Objective
From the entries that follow, gather each line holding the word "background".

Listed entries
● ● ● ●

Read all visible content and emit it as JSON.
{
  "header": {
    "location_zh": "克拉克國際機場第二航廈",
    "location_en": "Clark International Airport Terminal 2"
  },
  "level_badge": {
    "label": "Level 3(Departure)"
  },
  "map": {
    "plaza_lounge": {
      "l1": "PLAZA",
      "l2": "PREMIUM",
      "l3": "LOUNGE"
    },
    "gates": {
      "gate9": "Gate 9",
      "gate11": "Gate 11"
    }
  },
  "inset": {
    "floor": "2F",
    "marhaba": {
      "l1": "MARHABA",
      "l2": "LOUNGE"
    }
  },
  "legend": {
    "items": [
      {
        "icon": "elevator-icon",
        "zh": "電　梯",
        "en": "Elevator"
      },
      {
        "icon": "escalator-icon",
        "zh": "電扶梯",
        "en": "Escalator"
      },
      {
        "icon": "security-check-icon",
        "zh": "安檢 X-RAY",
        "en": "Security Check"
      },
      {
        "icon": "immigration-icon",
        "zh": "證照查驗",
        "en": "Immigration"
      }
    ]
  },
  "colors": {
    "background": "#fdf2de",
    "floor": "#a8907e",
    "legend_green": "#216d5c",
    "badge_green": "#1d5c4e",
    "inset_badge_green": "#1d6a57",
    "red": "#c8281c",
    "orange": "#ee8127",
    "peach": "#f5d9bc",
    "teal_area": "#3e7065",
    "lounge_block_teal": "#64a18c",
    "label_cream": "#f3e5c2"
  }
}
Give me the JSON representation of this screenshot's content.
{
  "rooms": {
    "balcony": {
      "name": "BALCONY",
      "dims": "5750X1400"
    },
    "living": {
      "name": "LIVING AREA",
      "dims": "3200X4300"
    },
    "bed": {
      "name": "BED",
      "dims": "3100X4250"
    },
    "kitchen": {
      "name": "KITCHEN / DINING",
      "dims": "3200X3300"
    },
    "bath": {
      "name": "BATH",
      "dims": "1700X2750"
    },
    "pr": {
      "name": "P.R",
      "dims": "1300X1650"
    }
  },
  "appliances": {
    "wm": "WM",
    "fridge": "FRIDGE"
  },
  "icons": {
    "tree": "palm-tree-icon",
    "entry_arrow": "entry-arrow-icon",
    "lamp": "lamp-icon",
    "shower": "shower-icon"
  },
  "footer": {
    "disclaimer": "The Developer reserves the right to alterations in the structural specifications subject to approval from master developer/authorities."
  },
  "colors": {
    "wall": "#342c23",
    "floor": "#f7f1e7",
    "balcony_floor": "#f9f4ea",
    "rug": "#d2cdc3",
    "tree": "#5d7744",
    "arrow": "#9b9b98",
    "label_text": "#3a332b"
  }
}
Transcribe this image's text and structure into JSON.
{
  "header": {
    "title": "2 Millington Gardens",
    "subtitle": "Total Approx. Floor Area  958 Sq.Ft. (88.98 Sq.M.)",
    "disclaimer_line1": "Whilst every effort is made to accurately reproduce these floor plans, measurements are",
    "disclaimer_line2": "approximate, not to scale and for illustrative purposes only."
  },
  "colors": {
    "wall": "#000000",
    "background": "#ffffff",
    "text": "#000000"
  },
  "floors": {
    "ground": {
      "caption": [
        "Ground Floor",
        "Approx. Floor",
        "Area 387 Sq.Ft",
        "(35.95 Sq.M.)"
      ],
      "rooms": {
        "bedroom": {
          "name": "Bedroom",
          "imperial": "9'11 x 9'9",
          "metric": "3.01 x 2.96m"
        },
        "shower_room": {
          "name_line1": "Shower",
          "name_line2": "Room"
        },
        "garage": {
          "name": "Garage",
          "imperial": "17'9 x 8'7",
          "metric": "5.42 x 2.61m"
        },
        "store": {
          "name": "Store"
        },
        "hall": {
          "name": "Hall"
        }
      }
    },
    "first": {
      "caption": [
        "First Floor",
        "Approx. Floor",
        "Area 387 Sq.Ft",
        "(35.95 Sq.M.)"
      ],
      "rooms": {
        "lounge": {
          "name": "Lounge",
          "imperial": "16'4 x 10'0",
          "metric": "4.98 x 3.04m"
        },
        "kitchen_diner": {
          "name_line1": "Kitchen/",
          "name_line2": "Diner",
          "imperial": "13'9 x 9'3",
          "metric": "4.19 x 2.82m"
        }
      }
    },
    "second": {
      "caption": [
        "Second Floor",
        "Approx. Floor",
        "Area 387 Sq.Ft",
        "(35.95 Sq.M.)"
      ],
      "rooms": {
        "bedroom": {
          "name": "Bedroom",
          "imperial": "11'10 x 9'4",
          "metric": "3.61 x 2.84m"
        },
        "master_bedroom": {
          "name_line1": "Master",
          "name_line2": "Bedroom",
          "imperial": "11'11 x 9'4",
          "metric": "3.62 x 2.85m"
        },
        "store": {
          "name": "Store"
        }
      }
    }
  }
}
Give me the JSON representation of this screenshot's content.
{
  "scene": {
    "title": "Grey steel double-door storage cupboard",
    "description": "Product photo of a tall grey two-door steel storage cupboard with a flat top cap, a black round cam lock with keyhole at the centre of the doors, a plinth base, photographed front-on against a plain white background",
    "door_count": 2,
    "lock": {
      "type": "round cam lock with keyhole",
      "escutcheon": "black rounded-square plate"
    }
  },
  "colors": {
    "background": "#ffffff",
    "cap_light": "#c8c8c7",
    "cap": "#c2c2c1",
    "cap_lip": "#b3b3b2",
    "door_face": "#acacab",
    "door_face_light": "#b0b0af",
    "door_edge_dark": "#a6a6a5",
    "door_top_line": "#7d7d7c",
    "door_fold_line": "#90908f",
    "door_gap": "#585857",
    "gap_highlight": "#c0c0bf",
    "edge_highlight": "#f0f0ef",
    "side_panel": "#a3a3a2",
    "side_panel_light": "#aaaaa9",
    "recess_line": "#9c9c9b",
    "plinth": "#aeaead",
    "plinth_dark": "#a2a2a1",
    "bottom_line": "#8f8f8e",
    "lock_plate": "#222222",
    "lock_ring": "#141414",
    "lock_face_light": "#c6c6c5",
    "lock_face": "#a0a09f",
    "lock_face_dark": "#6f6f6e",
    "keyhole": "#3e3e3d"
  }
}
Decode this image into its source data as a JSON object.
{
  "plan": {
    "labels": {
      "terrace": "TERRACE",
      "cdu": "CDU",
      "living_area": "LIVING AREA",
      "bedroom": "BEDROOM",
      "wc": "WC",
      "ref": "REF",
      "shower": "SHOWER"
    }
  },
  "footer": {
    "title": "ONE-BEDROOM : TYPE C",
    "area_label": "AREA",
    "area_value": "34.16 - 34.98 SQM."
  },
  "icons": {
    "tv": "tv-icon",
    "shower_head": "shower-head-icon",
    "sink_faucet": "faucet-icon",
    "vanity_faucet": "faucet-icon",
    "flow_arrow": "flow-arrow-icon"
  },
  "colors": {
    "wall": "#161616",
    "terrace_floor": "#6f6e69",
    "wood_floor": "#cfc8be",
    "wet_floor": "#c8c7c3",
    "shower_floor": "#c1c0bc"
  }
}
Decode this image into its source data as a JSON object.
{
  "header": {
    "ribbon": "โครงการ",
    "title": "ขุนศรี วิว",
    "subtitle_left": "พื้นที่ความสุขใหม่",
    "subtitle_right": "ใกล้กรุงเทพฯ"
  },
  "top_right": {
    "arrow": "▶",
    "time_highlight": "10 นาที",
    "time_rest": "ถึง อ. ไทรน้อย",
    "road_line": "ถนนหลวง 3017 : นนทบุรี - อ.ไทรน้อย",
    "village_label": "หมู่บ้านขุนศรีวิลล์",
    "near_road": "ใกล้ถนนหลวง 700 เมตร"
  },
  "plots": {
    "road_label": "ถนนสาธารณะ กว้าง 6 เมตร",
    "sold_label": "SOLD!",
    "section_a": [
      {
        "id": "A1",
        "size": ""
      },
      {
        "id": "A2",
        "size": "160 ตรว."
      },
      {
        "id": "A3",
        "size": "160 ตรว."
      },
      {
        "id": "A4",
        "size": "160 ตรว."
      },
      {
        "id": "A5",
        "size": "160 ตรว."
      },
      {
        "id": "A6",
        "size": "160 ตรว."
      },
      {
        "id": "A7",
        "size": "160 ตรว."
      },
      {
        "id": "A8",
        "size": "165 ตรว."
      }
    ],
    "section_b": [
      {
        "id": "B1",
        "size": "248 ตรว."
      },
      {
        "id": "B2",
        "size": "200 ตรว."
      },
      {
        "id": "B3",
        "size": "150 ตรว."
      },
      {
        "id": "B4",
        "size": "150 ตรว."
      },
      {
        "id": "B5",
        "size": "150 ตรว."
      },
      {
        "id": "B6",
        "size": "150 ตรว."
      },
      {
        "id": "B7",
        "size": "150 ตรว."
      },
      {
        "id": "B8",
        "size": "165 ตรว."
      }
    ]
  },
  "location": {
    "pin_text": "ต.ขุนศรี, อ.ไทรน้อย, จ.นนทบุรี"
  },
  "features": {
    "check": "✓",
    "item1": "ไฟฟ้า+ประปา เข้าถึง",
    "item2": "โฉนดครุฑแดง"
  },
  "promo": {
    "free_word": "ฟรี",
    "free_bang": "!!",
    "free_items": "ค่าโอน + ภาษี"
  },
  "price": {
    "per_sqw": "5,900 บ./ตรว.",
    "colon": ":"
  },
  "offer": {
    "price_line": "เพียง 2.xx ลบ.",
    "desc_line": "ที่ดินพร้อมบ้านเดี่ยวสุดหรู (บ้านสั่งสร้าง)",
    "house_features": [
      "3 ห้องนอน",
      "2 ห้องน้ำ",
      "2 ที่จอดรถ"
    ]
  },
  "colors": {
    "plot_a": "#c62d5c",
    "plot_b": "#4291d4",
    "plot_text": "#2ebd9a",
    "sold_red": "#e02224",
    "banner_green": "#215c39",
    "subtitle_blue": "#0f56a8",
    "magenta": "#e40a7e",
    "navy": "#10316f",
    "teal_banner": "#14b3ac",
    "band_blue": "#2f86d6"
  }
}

● ● ● ●

Exercise solution
    "background": "#fdf2de",
    "background": "#ffffff",
    "description": "Product photo of a tall grey two-door steel storage cupboard with a flat top cap, a black round cam lock with keyhole at the centre of the doors, a plinth base, photographed front-on against a plain white background",
    "background": "#ffffff",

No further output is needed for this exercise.